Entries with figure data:
========================

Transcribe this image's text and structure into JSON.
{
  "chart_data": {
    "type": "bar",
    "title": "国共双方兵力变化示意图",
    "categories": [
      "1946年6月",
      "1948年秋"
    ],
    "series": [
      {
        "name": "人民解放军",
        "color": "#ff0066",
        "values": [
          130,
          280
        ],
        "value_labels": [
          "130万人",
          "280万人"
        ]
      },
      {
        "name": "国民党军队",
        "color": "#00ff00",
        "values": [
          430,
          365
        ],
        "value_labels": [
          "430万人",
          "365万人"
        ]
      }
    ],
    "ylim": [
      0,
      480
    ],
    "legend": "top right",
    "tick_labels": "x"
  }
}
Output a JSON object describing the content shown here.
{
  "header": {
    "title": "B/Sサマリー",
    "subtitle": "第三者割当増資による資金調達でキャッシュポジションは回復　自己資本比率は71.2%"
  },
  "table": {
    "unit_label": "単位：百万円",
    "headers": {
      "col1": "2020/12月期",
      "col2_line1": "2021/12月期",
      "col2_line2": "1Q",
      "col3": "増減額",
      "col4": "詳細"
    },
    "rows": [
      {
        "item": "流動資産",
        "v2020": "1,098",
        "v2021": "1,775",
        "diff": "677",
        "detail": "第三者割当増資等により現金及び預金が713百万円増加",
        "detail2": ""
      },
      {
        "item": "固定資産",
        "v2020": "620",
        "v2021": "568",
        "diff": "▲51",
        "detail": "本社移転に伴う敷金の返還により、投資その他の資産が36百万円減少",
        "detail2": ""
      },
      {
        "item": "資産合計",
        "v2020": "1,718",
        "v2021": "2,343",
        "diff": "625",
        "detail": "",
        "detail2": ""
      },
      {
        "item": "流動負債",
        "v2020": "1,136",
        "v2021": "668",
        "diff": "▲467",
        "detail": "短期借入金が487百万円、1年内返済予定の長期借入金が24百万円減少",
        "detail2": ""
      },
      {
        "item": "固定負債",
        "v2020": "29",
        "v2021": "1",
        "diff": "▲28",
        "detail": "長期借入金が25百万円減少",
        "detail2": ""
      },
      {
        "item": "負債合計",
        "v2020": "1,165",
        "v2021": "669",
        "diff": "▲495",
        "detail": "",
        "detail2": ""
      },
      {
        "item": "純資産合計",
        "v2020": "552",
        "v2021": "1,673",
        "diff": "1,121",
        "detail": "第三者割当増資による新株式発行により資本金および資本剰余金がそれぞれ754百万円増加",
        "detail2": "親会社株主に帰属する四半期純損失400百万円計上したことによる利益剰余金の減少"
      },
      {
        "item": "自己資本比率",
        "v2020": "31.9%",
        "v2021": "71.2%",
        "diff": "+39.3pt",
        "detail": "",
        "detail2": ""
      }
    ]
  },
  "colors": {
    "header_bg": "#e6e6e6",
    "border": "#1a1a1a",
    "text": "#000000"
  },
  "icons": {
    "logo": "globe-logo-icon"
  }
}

========================

TASK DETAILS
Return only the number of lines in the data that contain "JSON".

WRITTEN ANSWER
2